* _Task prompt_
Please list all lines of the material below in which the string "JSON" occurs.

* _Supplied information_

[start]

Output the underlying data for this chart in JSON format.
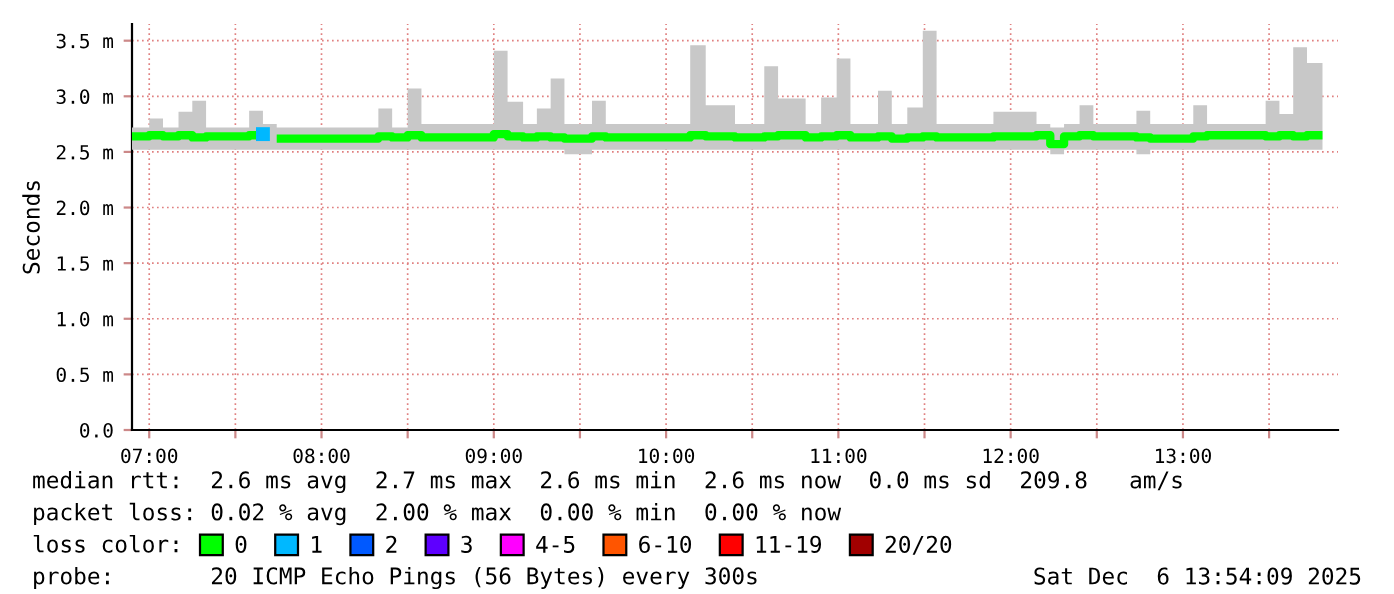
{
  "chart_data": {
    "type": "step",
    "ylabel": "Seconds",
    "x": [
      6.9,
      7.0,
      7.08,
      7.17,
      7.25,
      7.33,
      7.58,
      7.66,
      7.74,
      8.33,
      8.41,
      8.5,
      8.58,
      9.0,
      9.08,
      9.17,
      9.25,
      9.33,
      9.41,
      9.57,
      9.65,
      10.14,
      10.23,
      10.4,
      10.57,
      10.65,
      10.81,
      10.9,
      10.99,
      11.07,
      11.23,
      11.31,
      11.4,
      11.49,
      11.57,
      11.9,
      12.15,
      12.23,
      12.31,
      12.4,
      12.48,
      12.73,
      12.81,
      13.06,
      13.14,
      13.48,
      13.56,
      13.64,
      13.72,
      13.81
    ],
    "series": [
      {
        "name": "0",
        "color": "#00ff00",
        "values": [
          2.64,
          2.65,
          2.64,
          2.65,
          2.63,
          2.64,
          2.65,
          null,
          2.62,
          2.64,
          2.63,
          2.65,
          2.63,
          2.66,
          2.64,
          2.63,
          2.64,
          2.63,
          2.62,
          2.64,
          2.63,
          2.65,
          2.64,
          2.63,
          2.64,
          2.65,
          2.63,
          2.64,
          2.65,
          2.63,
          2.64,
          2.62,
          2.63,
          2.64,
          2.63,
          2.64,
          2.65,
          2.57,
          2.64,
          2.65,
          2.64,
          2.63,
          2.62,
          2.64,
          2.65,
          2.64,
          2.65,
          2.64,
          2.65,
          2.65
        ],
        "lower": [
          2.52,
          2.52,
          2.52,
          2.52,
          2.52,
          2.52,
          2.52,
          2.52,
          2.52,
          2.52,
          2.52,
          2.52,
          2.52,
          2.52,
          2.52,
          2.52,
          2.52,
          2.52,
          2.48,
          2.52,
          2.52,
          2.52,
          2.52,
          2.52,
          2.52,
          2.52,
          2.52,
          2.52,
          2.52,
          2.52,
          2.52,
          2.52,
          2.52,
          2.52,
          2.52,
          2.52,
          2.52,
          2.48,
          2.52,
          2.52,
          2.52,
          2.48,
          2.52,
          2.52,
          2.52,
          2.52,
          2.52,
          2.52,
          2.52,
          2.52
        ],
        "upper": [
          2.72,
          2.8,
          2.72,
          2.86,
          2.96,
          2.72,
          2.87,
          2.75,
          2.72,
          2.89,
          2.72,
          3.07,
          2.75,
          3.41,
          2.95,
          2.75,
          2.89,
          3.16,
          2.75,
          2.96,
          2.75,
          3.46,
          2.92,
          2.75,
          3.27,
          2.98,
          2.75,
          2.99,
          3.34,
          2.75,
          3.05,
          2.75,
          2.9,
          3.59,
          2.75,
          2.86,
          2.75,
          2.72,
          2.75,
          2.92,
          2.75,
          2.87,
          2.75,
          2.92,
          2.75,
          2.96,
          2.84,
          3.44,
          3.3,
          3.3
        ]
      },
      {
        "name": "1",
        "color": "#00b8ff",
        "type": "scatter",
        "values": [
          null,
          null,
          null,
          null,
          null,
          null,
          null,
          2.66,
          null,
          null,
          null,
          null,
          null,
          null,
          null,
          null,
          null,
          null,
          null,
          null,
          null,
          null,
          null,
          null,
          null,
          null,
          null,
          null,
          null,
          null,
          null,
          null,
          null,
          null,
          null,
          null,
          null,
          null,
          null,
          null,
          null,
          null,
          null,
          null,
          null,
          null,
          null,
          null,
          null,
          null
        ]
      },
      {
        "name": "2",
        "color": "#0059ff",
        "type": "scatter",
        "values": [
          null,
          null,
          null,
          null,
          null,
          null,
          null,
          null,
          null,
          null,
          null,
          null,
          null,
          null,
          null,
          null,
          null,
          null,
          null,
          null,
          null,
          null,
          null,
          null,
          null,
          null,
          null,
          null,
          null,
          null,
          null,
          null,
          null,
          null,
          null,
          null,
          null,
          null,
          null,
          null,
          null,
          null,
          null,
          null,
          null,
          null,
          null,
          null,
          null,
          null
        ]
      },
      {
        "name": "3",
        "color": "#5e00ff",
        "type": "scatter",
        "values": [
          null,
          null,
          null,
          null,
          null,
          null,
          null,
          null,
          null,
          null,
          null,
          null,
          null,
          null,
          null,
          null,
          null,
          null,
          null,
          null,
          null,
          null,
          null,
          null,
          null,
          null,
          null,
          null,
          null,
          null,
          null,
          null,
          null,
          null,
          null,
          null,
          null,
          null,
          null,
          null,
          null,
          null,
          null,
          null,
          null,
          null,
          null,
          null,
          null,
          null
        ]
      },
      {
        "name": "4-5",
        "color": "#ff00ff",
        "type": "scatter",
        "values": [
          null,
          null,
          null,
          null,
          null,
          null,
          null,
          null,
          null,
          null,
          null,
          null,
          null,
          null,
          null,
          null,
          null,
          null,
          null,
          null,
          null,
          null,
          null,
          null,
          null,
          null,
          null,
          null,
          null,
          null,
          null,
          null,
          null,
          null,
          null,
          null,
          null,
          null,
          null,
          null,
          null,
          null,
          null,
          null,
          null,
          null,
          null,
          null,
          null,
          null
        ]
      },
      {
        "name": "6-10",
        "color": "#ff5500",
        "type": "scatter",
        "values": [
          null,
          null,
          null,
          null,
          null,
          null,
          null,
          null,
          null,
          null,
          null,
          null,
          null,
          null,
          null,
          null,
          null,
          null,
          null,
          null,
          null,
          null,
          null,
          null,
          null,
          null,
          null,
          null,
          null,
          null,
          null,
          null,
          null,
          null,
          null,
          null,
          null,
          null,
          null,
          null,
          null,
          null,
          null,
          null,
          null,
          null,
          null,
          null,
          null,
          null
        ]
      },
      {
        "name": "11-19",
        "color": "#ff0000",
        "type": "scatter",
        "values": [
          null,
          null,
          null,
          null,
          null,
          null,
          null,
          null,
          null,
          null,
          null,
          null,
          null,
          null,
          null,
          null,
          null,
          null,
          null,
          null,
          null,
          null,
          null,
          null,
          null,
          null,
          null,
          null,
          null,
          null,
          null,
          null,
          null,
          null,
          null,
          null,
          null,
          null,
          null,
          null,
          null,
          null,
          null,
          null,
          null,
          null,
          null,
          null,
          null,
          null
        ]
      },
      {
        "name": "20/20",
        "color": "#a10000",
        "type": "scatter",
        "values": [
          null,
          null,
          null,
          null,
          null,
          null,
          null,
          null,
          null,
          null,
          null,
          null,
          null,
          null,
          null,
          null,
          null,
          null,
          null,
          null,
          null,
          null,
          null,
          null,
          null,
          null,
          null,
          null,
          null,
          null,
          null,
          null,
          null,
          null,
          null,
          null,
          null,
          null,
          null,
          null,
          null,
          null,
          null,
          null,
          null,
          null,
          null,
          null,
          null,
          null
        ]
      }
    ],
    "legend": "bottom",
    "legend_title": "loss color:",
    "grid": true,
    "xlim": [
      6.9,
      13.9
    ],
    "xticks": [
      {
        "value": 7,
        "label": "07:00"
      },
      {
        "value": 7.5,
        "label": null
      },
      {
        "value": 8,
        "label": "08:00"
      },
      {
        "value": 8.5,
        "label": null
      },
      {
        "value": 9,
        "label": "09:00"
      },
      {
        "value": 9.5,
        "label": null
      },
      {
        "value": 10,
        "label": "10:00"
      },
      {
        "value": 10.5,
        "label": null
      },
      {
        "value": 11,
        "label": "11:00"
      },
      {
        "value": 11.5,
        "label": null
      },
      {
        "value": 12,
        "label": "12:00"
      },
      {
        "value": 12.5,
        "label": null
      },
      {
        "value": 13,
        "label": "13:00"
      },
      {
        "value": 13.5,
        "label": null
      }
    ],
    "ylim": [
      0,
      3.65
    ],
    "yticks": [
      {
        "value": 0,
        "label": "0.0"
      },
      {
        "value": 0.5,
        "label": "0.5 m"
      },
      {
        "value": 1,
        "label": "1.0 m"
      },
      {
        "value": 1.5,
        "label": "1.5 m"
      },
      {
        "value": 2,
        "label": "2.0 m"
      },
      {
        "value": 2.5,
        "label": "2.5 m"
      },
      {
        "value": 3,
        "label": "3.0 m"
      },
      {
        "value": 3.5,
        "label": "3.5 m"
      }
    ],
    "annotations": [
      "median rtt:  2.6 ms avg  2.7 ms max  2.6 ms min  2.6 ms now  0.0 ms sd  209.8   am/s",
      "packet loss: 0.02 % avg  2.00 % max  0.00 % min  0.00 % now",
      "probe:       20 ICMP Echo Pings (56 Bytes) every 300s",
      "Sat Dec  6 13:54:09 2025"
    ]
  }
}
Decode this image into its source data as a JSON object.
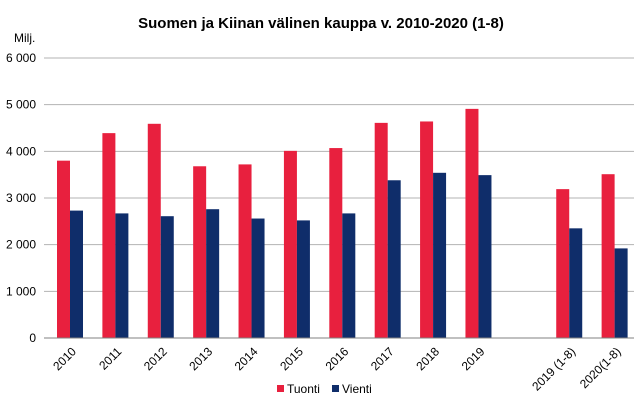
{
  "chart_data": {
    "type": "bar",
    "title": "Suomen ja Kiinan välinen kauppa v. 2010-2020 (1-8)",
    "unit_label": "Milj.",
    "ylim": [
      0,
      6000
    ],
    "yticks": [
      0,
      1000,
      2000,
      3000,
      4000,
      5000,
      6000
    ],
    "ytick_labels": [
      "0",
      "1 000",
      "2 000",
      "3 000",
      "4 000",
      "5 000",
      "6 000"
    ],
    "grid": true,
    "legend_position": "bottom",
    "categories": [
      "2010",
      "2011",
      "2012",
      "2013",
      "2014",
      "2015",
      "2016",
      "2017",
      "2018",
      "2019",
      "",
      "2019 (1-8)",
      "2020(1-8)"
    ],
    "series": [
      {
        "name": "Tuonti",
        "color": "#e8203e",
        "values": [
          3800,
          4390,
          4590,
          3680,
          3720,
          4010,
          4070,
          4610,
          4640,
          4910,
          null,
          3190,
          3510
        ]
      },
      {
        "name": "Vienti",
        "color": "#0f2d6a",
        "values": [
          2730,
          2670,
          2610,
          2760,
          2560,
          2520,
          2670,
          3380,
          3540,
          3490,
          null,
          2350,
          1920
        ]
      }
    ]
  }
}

[end]

* _Answer to this problem_
Output the underlying data for this chart in JSON format.
Decode this image into its source data as a JSON object.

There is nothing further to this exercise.